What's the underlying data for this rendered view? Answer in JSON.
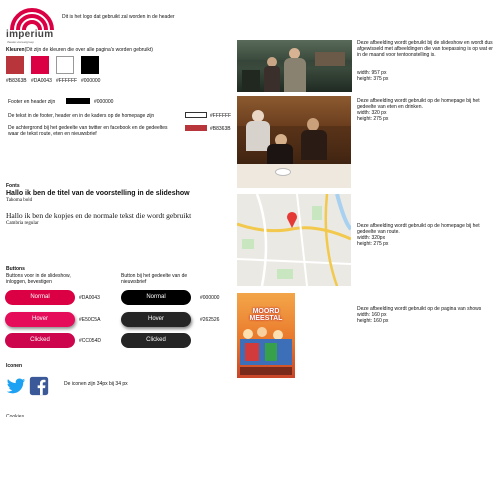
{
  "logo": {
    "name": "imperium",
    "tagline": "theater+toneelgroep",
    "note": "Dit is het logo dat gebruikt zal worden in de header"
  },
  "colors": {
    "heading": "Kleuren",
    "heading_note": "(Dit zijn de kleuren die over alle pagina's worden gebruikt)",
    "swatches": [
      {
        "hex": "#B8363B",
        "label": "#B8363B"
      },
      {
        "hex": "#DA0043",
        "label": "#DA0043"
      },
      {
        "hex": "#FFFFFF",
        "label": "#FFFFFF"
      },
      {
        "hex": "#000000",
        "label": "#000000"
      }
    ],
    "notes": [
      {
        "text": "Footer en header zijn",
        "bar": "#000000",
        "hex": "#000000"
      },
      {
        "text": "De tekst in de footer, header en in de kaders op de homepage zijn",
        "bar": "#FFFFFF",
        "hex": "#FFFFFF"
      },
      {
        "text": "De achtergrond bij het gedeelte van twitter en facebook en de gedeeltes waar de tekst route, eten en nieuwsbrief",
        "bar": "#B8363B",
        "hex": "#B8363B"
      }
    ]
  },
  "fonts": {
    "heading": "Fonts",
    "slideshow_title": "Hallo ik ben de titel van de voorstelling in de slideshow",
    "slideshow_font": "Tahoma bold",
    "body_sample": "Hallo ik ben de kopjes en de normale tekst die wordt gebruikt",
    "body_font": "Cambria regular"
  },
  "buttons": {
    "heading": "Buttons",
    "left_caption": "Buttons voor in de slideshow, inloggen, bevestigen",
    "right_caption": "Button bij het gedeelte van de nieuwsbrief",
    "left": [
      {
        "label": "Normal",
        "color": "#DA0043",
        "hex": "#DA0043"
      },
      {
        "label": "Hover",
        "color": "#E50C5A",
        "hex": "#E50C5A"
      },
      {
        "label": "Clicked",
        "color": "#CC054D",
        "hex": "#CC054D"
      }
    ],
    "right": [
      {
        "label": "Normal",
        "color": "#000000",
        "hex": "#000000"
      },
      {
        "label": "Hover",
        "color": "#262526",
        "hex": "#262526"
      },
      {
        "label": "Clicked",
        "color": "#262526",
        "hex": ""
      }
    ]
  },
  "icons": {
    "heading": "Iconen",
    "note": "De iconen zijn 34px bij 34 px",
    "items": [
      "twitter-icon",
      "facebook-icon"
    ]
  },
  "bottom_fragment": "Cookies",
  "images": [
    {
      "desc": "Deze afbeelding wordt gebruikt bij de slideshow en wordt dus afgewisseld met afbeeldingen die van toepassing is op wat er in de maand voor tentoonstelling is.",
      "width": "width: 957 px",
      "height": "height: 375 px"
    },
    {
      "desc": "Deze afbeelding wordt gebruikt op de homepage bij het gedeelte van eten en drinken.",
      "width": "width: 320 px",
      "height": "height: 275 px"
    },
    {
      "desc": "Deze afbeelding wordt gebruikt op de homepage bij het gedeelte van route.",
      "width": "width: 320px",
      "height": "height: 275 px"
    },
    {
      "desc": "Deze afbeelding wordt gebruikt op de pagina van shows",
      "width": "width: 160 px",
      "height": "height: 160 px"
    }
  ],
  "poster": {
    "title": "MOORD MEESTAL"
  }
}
==
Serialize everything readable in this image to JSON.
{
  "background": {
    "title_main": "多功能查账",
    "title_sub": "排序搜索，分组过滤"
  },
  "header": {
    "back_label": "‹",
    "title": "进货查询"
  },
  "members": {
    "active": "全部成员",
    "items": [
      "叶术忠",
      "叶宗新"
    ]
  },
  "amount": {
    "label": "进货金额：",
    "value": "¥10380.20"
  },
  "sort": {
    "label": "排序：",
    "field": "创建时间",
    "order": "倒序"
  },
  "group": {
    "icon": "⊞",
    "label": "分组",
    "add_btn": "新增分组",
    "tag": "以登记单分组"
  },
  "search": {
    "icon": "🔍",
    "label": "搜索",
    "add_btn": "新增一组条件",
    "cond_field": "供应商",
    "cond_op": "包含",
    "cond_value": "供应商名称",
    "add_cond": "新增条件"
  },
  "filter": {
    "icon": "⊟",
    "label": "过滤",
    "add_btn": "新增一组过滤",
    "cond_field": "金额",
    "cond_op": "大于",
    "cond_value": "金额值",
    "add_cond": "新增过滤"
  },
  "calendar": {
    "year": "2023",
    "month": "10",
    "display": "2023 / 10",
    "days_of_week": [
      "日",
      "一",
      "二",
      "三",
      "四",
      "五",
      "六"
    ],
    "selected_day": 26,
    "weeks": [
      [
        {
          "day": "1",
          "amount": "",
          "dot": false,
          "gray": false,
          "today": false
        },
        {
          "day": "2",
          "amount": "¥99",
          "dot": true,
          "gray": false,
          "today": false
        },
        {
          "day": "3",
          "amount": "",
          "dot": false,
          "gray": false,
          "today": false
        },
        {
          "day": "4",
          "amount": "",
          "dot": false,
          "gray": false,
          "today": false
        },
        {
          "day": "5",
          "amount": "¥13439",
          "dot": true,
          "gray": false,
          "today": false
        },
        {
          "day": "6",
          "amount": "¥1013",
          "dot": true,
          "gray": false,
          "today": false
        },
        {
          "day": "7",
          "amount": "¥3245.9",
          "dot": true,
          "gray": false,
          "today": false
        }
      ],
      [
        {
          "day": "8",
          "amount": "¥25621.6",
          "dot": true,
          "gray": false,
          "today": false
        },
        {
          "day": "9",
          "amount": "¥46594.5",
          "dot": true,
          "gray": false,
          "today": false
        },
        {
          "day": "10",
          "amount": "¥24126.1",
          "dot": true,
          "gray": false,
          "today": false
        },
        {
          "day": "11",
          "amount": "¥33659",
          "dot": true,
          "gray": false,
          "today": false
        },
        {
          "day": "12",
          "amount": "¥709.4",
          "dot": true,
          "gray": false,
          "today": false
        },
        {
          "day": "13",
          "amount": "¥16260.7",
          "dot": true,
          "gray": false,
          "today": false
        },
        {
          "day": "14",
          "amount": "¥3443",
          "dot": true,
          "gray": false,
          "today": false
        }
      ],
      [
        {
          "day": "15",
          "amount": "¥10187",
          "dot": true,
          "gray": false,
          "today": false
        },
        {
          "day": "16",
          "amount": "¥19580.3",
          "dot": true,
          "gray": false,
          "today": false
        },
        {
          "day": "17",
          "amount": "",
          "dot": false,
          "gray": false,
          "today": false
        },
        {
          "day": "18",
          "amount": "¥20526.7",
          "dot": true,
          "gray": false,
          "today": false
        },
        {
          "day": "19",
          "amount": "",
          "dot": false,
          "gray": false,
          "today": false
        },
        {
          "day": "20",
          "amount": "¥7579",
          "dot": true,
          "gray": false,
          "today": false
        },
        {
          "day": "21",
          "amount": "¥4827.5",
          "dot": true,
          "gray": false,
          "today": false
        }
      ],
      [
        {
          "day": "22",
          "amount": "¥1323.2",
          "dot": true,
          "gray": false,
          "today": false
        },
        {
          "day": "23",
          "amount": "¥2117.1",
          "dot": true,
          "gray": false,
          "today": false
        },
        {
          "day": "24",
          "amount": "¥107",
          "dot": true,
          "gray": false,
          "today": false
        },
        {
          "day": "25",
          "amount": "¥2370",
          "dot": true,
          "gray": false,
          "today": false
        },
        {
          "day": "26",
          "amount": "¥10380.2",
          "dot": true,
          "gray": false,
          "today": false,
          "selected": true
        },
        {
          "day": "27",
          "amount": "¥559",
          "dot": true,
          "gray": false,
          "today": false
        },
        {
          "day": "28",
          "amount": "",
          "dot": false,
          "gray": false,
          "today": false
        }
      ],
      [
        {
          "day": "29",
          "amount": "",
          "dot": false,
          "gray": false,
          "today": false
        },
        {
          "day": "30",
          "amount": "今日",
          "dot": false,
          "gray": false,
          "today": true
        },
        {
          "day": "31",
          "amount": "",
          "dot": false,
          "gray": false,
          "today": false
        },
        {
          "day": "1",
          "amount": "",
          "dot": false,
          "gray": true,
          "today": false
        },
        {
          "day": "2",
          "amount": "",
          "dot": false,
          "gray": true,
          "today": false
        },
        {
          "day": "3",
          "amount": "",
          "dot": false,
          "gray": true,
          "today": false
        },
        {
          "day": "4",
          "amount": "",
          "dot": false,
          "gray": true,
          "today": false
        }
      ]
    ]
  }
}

#### What you should do:
Count the lines above in which the word "Deze" appears, then state only that count.

#### Exercise solution:
4